[SHORT EXERCISE]:
In the lines below, how many hold the word "entfernen"? Answer only with the number.

Data excerpts
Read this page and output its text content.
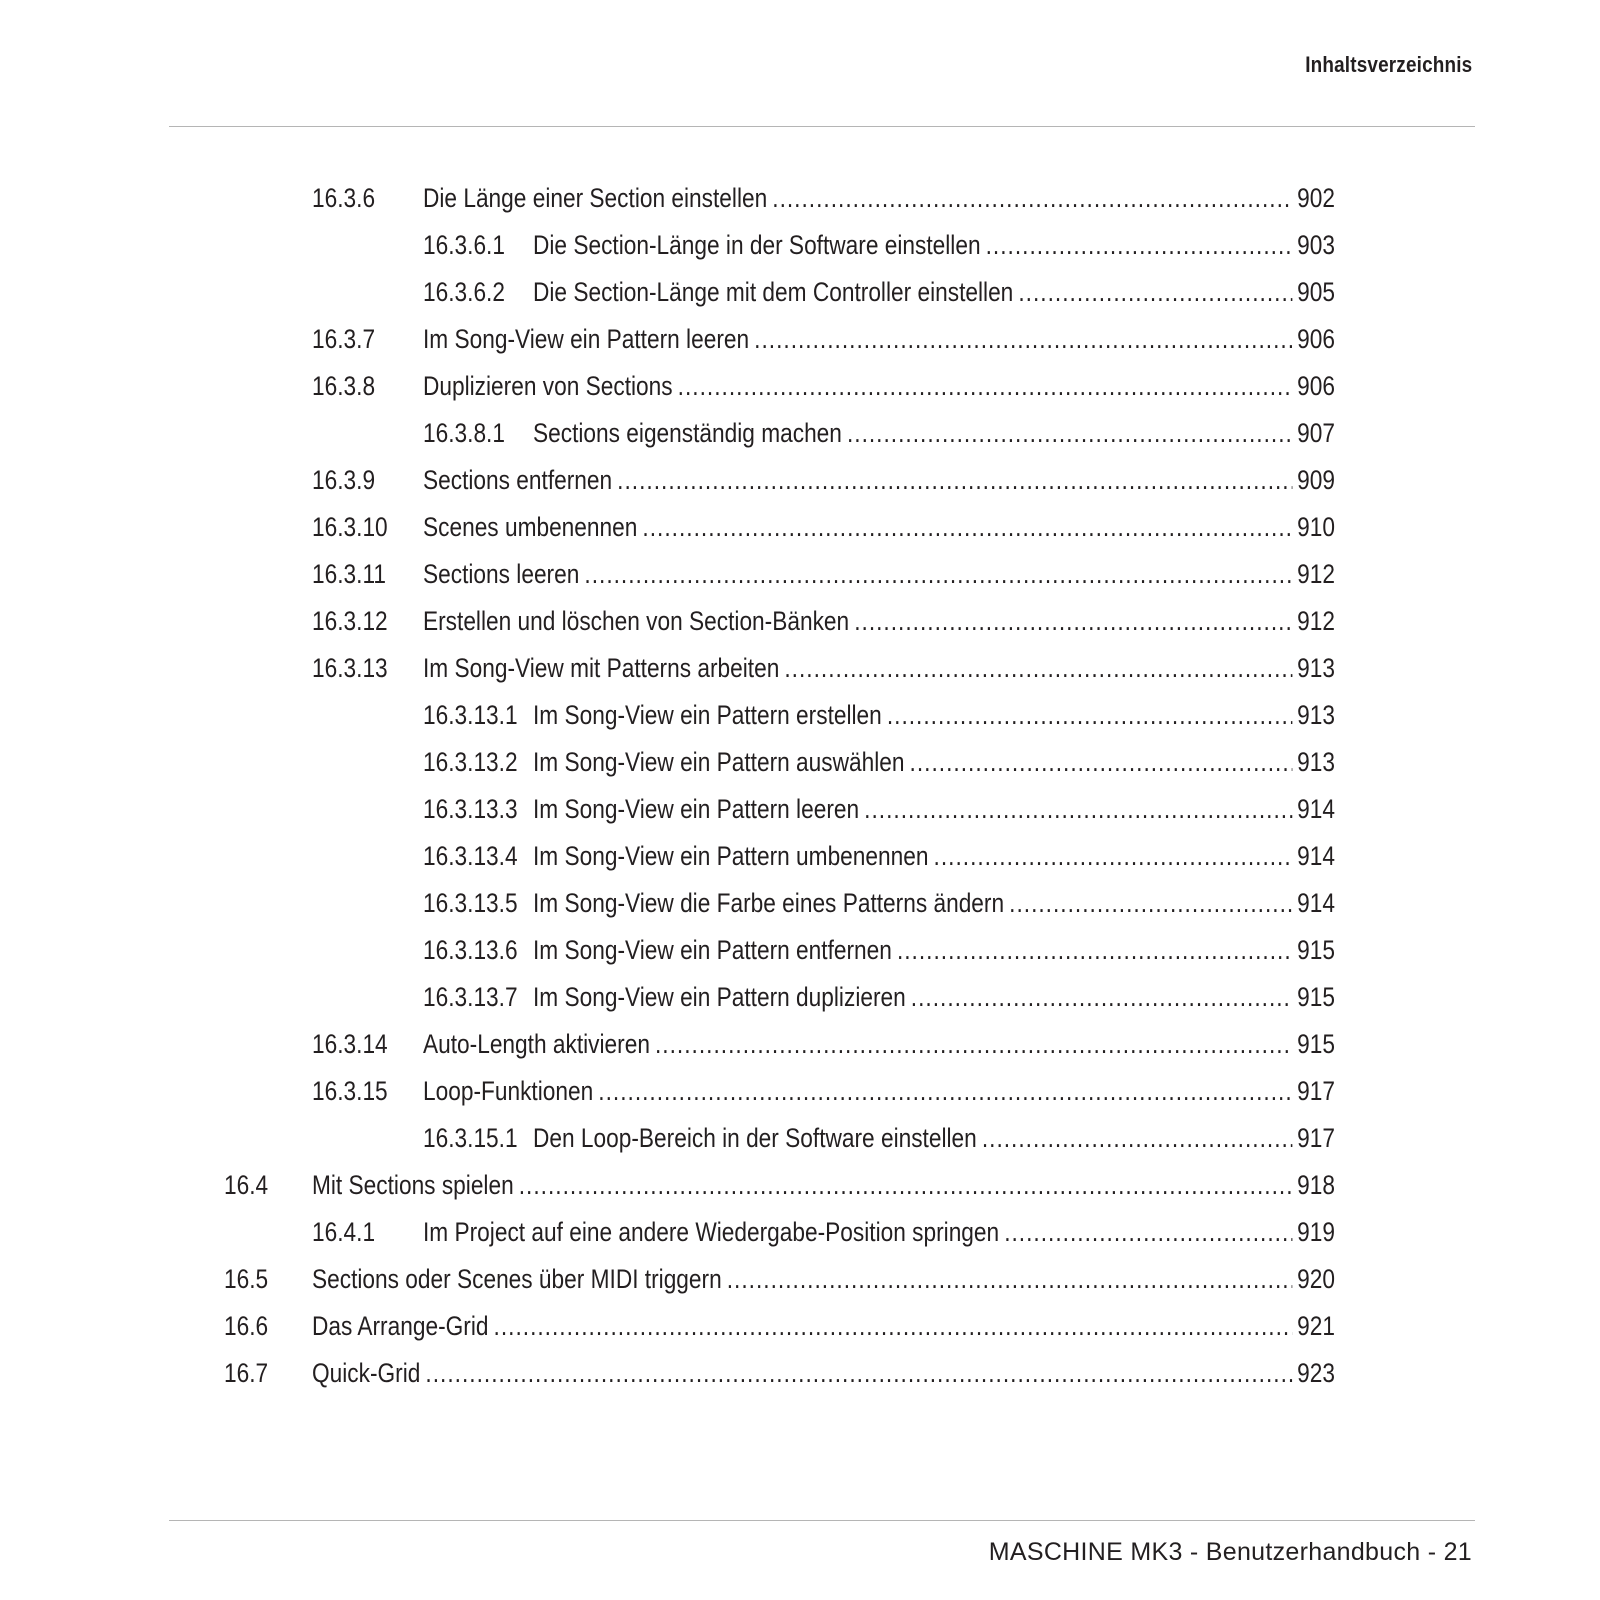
Inhaltsverzeichnis
16.3.6 Die Länge einer Section einstellen .....	902
16.3.6.1 Die Section-Länge in der Software einstellen .....	903
16.3.6.2 Die Section-Länge mit dem Controller einstellen .....	905
16.3.7 Im Song-View ein Pattern leeren .....	906
16.3.8 Duplizieren von Sections .....	906
16.3.8.1 Sections eigenständig machen .....	907
16.3.9 Sections entfernen .....	909
16.3.10 Scenes umbenennen .....	910
16.3.11 Sections leeren .....	912
16.3.12 Erstellen und löschen von Section-Bänken .....	912
16.3.13 Im Song-View mit Patterns arbeiten .....	913
16.3.13.1 Im Song-View ein Pattern erstellen .....	913
16.3.13.2 Im Song-View ein Pattern auswählen .....	913
16.3.13.3 Im Song-View ein Pattern leeren .....	914
16.3.13.4 Im Song-View ein Pattern umbenennen .....	914
16.3.13.5 Im Song-View die Farbe eines Patterns ändern .....	914
16.3.13.6 Im Song-View ein Pattern entfernen .....	915
16.3.13.7 Im Song-View ein Pattern duplizieren .....	915
16.3.14 Auto-Length aktivieren .....	915
16.3.15 Loop-Funktionen .....	917
16.3.15.1 Den Loop-Bereich in der Software einstellen .....	917
16.4 Mit Sections spielen .....	918
16.4.1 Im Project auf eine andere Wiedergabe-Position springen .....	919
16.5 Sections oder Scenes über MIDI triggern .....	920
16.6 Das Arrange-Grid .....	921
16.7 Quick-Grid .....	923
MASCHINE MK3 - Benutzerhandbuch - 21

[SOLUTION TO THIS PROBLEM]:
2